(Figure collection entries)
** begin **

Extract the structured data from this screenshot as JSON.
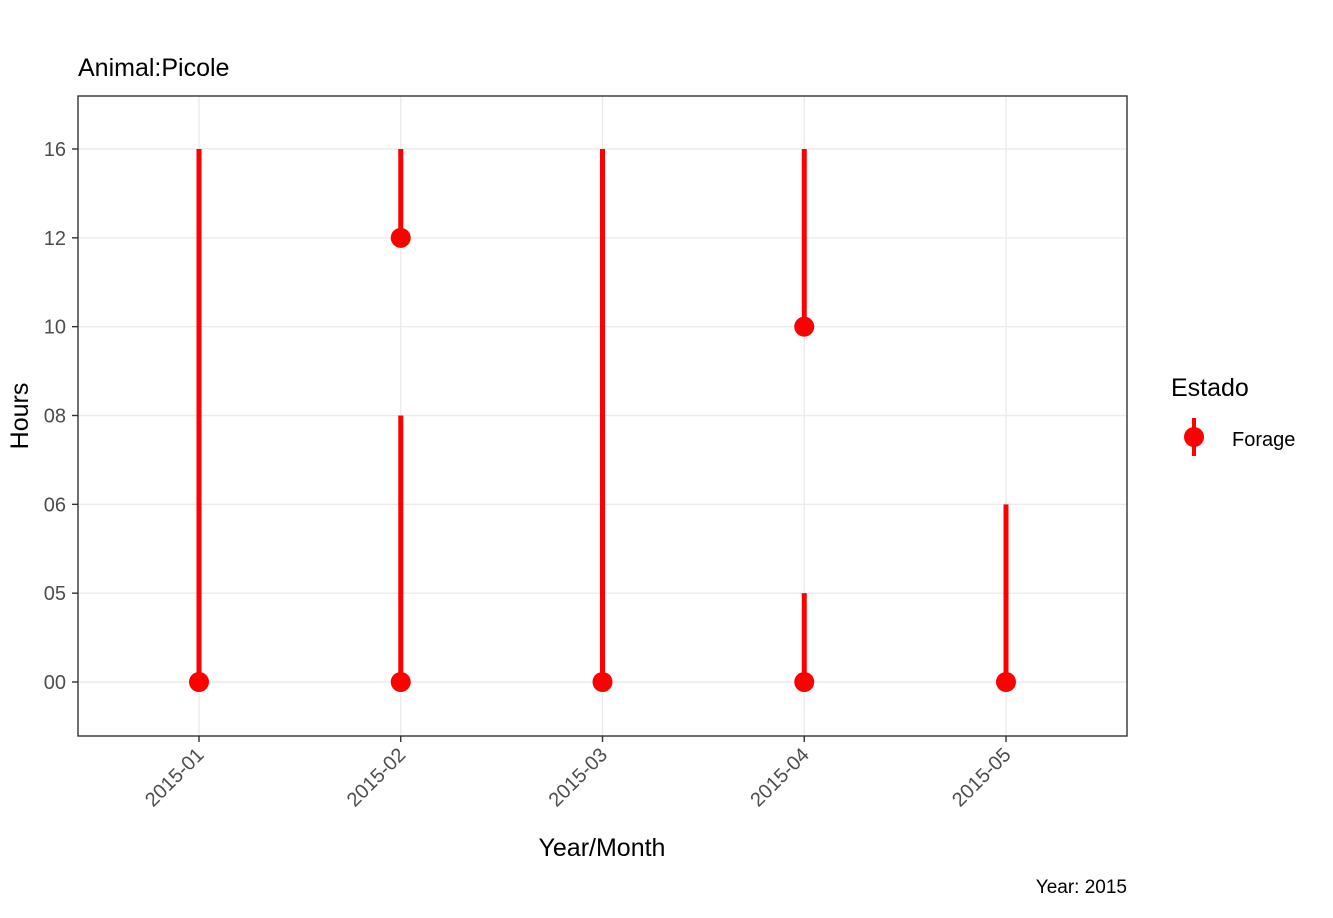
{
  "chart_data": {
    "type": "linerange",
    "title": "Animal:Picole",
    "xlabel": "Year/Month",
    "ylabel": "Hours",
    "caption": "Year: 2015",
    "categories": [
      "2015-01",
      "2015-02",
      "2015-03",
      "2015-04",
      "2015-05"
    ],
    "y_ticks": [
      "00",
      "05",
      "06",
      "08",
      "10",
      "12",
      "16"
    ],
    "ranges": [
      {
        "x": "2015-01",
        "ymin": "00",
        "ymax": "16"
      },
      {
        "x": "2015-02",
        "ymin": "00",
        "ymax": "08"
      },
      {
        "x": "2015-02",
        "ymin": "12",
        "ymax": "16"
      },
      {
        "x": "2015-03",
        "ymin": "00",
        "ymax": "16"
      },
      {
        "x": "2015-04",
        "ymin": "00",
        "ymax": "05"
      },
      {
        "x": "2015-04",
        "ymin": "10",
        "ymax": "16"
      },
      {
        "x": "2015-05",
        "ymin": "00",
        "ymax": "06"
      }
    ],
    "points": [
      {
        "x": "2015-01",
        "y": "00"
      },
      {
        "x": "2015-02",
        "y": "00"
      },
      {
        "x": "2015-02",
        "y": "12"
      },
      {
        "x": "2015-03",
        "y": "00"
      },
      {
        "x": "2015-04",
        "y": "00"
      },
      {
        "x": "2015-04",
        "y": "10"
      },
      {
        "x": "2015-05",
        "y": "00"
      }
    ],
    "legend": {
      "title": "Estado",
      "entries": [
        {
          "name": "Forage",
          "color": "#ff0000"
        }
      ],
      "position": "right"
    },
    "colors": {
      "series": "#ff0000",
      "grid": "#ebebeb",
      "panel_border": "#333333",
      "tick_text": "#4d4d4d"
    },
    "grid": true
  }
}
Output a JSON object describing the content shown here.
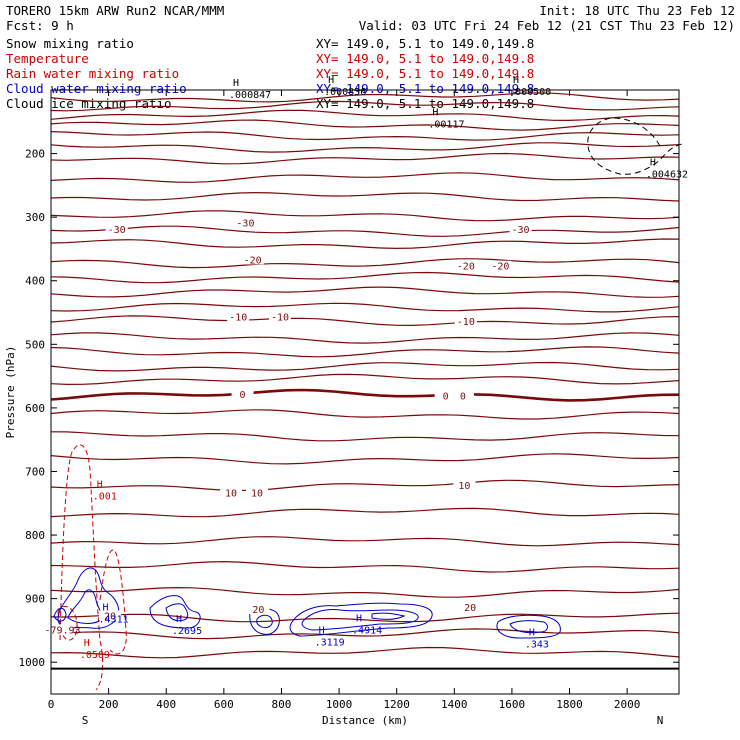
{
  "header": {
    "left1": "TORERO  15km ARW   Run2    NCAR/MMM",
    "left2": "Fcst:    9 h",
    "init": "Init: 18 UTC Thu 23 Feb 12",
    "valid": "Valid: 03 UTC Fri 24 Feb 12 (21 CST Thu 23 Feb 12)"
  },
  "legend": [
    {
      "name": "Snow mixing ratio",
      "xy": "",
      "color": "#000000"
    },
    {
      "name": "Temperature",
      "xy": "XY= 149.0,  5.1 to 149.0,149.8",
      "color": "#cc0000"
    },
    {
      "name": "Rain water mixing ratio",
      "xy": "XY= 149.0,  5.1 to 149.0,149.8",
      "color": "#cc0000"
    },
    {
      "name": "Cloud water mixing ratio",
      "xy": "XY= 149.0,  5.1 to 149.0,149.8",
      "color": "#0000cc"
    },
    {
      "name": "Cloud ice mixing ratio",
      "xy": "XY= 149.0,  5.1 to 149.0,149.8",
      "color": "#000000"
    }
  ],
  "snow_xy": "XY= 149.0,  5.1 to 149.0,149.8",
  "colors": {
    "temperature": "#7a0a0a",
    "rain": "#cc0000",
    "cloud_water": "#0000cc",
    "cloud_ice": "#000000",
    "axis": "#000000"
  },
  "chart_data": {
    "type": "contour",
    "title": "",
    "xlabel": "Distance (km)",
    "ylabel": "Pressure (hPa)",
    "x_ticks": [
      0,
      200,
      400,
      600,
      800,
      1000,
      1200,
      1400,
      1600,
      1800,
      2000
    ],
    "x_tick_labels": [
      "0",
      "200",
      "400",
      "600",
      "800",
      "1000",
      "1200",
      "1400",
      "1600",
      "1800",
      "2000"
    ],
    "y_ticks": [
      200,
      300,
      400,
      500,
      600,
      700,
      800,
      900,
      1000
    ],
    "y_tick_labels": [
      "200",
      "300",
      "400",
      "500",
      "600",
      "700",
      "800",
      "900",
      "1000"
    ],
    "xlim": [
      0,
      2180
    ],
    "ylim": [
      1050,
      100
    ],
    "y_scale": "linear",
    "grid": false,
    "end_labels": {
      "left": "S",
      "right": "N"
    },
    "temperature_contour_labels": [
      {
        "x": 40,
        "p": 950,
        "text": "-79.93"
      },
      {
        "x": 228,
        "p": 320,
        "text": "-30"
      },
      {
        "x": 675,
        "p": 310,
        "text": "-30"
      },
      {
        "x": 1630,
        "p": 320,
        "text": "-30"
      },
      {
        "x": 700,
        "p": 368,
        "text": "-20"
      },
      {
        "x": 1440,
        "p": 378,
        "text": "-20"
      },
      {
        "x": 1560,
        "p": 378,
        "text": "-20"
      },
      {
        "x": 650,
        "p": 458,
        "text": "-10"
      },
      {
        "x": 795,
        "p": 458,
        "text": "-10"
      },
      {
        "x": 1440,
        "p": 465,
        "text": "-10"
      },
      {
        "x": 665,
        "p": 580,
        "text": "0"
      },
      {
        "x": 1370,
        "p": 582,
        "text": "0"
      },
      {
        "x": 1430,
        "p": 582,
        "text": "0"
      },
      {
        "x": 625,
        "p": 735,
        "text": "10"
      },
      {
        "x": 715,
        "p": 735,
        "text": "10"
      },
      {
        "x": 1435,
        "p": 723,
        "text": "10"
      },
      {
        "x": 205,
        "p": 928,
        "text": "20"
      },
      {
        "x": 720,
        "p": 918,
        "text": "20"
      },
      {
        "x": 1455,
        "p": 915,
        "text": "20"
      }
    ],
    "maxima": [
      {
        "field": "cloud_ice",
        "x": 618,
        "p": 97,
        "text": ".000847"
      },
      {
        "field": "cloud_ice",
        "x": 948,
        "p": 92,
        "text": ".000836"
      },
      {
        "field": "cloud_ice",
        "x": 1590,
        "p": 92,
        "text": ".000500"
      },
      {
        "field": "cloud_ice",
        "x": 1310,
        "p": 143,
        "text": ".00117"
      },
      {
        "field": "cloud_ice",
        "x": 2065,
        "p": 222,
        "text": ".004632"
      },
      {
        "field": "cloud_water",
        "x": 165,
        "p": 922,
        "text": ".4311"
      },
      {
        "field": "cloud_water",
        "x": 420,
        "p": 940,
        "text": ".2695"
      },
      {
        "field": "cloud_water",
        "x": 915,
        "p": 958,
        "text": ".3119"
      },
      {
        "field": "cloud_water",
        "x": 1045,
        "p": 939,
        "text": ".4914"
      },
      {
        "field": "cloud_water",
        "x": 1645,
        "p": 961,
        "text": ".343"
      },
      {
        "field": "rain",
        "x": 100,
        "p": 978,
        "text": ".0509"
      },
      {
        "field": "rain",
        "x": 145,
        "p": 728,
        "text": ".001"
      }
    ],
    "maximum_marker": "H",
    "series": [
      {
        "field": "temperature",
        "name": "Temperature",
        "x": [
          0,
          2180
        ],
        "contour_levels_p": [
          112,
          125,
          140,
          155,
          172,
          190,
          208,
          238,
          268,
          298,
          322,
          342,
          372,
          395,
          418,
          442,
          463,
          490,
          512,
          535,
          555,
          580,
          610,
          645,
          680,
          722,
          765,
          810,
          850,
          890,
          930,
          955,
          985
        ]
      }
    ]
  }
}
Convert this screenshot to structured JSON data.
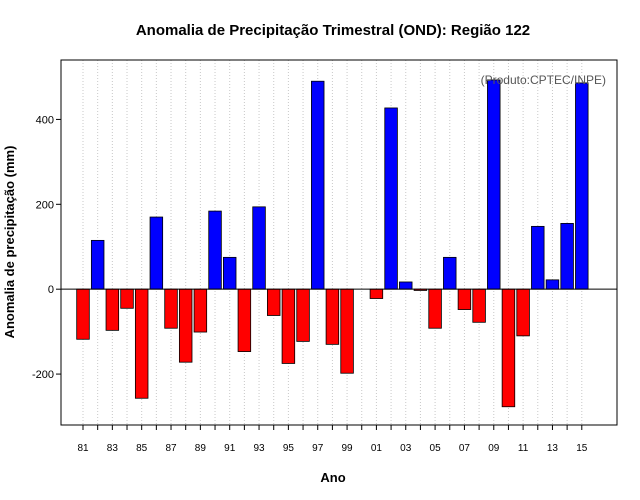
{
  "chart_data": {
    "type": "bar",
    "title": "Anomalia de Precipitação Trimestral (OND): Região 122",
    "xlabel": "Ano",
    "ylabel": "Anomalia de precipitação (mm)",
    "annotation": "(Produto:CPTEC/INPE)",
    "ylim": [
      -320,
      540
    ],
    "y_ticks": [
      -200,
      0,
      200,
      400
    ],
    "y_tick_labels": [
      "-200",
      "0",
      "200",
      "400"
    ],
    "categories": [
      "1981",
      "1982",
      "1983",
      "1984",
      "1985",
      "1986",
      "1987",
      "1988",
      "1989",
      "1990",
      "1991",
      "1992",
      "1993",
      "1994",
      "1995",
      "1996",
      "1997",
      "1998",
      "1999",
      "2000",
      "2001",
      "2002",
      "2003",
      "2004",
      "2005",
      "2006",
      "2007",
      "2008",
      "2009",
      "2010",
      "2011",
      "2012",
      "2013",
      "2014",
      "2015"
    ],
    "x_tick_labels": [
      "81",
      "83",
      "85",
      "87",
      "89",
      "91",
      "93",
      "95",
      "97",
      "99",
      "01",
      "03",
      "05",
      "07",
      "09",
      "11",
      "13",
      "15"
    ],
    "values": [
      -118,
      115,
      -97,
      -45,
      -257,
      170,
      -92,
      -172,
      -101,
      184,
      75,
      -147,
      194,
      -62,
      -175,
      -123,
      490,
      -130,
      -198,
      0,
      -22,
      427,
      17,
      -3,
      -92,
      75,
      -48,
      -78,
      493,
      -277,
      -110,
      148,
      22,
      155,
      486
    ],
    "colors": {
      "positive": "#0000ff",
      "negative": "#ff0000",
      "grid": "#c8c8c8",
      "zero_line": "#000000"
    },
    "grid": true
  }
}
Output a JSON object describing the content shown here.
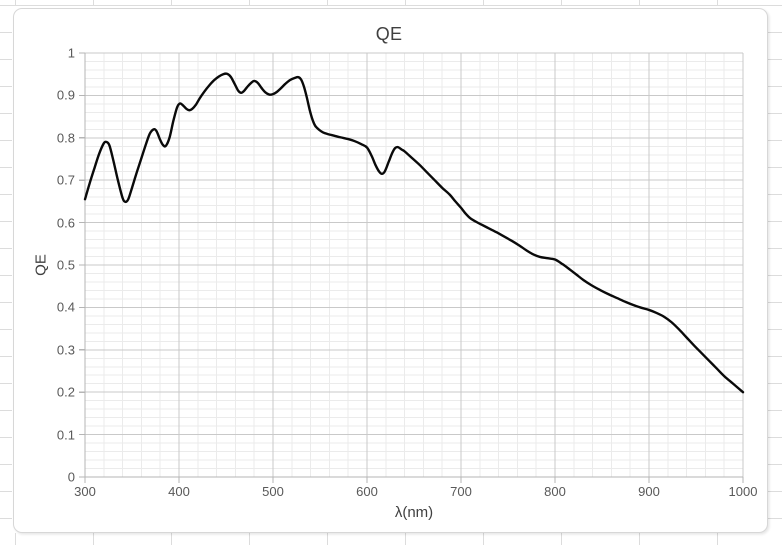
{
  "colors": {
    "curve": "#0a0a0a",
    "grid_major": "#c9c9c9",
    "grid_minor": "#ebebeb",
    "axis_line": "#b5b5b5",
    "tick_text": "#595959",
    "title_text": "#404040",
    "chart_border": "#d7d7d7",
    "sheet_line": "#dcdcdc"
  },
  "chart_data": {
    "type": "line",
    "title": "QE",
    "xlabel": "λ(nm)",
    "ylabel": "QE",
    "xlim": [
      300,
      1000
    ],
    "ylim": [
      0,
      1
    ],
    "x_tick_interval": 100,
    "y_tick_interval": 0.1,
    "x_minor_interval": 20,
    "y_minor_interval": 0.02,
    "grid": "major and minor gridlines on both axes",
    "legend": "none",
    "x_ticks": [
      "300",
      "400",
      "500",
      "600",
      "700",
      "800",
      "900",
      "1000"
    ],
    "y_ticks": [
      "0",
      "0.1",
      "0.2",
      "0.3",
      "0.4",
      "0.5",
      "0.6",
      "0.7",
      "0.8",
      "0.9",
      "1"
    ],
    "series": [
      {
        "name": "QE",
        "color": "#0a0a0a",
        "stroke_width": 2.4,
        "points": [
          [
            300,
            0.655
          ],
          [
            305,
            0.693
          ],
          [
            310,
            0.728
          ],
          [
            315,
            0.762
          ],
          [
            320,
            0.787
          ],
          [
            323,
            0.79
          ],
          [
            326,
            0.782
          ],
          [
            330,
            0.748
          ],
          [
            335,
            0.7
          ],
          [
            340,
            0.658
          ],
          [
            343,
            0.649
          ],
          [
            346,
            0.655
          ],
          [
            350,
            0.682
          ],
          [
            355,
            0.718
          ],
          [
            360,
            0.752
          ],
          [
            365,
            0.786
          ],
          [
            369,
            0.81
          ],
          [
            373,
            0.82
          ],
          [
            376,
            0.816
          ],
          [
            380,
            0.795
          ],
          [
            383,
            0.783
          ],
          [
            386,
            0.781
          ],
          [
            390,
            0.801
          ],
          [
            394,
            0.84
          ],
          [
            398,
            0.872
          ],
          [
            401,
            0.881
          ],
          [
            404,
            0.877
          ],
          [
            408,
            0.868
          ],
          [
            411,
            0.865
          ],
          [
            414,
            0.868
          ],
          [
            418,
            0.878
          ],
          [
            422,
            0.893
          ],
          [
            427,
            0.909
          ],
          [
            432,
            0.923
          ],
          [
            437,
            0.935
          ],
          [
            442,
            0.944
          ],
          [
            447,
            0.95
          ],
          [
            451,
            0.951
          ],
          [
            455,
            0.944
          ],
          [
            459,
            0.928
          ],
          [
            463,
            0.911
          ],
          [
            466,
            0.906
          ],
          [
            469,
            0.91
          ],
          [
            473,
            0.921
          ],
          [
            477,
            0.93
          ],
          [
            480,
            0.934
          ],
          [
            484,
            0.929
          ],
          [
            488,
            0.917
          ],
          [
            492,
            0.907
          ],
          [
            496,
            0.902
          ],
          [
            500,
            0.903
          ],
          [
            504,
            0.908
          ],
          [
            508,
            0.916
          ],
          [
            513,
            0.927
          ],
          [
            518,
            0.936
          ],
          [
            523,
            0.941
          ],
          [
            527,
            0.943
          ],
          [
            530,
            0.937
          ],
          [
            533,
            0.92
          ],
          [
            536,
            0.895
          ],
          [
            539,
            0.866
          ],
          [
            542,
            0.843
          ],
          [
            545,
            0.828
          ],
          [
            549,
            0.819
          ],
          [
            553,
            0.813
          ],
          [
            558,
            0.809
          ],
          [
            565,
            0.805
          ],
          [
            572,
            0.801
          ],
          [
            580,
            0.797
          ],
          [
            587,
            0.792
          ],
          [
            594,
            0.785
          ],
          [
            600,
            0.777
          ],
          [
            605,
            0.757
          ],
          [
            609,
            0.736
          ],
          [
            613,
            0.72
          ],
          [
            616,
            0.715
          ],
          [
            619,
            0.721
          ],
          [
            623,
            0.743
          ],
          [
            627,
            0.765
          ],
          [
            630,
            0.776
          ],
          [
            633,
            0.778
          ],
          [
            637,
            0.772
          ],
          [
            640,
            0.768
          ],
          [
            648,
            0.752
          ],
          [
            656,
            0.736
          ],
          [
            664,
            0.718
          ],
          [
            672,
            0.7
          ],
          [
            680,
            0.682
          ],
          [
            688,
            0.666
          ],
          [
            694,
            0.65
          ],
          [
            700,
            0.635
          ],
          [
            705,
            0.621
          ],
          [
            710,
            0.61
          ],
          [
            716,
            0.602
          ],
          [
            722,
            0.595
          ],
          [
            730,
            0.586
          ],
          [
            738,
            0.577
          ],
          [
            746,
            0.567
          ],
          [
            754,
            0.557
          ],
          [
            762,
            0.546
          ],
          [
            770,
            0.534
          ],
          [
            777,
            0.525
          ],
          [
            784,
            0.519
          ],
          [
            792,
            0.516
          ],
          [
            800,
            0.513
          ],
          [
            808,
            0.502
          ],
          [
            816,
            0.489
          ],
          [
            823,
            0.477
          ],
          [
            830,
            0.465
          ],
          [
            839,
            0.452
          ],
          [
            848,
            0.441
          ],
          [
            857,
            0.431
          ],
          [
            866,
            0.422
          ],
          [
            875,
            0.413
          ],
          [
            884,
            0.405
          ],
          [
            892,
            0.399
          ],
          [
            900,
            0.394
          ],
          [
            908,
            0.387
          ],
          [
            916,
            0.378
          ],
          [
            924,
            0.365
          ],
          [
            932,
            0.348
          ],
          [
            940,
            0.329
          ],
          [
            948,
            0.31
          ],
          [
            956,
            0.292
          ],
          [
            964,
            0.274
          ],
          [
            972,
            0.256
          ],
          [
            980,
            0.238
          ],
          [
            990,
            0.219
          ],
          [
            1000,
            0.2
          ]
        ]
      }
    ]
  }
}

** end **

◆ PROBLEM TO WORK ON:
Search the listing above for the string "screenshot". Copy every line that contains it.

◆ FINISHED TASK:
Extract the structured data from this screenshot as JSON.
Convert this screenshot to structured JSON data.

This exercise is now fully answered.